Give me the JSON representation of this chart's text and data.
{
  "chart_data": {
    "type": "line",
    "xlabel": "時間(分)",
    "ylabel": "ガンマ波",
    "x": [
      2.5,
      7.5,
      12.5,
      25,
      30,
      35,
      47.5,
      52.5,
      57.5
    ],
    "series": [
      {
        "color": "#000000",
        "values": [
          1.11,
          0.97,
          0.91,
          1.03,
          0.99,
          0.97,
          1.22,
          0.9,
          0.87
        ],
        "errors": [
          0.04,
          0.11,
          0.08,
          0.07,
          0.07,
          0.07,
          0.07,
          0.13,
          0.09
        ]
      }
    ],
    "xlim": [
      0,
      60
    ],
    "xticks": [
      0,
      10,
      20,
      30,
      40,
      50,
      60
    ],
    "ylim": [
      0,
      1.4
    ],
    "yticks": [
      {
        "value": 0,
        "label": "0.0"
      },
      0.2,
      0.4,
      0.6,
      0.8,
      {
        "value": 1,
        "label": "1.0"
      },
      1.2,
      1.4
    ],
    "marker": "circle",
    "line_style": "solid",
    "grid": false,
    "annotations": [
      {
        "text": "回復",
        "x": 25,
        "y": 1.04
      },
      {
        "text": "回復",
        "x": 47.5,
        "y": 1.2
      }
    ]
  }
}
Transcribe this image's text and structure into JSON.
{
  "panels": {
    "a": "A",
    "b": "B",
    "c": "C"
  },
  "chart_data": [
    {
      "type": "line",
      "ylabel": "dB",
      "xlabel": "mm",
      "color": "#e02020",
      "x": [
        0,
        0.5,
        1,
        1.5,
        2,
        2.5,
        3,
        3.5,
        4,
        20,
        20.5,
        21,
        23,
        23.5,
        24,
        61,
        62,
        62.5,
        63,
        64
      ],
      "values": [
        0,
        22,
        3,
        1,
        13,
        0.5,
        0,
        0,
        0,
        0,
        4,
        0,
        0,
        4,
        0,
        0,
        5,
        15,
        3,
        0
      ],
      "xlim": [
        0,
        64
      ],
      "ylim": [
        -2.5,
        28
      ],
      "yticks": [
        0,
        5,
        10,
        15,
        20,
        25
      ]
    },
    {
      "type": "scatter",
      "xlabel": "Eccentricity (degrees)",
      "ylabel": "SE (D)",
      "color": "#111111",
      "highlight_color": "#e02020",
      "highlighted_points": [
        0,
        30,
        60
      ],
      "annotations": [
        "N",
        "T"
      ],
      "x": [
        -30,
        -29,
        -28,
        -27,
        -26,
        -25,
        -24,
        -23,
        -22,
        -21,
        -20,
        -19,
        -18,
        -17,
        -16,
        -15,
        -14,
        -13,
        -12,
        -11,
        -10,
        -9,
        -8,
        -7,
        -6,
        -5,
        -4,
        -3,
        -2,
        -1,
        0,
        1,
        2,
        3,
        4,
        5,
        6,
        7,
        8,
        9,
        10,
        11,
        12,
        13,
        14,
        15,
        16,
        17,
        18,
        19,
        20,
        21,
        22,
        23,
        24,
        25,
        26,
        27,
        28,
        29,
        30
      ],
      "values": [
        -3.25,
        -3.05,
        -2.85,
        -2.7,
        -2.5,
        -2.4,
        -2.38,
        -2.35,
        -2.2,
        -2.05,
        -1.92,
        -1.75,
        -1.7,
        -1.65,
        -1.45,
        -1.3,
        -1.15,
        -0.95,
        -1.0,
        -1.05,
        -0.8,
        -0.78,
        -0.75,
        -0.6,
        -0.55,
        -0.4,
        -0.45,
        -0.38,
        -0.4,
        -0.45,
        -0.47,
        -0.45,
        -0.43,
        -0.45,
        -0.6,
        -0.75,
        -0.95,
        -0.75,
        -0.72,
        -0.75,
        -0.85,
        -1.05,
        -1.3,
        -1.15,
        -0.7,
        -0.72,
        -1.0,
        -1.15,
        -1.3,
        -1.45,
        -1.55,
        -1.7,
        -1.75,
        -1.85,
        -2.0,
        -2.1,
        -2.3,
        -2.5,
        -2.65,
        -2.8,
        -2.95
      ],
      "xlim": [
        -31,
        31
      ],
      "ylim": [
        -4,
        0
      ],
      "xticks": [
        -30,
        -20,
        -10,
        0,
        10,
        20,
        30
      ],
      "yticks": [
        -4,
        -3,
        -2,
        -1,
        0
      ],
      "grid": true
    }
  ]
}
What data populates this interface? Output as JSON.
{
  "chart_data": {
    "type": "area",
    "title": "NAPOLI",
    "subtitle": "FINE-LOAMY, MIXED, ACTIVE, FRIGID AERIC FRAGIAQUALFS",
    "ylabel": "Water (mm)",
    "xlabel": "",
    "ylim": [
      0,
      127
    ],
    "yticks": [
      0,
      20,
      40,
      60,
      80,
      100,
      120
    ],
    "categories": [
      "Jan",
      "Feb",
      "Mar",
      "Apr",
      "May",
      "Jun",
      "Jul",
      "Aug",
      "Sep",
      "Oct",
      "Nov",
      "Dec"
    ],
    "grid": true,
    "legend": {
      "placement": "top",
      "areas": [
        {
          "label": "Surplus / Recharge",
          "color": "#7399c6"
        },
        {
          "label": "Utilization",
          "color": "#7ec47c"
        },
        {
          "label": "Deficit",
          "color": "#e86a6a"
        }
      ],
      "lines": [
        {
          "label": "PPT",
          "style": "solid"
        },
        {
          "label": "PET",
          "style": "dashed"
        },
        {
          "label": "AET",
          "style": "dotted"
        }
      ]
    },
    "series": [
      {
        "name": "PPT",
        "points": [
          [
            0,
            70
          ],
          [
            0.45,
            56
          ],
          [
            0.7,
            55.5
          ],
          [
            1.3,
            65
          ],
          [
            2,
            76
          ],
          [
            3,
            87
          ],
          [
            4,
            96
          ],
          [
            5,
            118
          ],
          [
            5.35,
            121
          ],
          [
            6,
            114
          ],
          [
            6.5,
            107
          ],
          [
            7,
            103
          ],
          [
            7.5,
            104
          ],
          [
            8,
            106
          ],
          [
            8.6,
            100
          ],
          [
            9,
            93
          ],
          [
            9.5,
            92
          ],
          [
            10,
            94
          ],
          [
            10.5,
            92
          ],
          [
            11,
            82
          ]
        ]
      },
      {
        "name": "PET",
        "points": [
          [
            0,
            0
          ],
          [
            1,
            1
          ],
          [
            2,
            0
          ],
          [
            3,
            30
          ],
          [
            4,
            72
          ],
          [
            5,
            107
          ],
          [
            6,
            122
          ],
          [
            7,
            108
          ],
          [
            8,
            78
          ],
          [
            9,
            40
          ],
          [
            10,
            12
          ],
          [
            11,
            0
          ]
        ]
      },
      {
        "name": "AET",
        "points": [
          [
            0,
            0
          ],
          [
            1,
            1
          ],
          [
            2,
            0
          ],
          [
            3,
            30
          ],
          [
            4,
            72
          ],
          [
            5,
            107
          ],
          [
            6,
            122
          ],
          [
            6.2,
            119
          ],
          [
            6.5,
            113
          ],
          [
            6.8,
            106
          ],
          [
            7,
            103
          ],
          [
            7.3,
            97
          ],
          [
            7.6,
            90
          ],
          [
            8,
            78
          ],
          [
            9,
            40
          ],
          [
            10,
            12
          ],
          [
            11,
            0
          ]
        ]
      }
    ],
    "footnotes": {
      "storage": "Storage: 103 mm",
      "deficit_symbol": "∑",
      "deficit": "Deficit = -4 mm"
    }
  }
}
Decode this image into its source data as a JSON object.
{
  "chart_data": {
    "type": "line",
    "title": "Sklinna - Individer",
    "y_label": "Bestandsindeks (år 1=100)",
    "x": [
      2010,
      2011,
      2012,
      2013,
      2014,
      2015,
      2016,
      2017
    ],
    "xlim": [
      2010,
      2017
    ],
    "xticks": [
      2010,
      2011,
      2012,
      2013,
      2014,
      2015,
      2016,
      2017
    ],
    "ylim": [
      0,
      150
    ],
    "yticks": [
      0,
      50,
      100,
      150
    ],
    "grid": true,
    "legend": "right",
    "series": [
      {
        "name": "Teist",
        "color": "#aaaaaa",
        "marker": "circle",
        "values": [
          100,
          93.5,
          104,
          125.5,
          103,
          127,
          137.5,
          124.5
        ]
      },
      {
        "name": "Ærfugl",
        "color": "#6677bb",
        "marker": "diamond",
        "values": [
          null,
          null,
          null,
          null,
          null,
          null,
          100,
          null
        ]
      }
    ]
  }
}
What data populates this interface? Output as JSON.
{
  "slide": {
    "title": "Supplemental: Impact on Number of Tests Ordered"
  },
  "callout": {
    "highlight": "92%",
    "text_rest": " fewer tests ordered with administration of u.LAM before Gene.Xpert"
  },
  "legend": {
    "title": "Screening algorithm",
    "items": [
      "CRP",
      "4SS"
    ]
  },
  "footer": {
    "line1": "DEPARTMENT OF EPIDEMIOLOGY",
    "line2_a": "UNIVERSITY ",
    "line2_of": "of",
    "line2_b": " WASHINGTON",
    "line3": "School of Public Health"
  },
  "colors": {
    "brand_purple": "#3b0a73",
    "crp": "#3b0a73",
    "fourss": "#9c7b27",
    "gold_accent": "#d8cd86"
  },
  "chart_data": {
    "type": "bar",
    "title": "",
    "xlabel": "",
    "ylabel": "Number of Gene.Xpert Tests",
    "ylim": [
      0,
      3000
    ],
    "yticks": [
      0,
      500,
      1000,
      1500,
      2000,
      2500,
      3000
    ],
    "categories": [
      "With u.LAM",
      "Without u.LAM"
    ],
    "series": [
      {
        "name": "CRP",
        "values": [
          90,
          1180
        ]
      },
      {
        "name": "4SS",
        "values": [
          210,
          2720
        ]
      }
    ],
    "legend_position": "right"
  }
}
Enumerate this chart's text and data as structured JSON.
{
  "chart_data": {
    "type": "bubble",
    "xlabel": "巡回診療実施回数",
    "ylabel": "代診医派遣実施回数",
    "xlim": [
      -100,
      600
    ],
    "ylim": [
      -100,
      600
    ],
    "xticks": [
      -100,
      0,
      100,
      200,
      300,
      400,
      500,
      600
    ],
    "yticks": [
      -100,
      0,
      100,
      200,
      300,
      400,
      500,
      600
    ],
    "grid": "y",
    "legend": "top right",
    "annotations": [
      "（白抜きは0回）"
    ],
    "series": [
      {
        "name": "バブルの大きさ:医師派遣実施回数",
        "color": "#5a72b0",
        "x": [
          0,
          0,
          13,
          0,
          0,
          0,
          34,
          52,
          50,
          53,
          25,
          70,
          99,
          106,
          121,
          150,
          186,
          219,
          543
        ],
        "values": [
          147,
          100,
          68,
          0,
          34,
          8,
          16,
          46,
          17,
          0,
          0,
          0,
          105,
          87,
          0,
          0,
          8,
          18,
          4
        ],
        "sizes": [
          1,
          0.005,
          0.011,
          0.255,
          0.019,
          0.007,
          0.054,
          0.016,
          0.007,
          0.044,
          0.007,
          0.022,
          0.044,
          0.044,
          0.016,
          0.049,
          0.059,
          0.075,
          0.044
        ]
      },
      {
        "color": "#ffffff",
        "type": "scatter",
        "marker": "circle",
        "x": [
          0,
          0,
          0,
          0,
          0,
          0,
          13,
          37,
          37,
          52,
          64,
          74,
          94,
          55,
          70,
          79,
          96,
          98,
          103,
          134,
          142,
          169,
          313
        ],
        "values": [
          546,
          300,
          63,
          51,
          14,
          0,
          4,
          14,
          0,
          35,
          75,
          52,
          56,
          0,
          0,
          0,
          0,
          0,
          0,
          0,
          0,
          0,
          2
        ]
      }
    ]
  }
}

- _Work required_: Pull out each line of the records holding the string "image".

- _Answer below_:
Transcribe this image's text and structure into JSON.
Decode this image into its source data as a JSON object.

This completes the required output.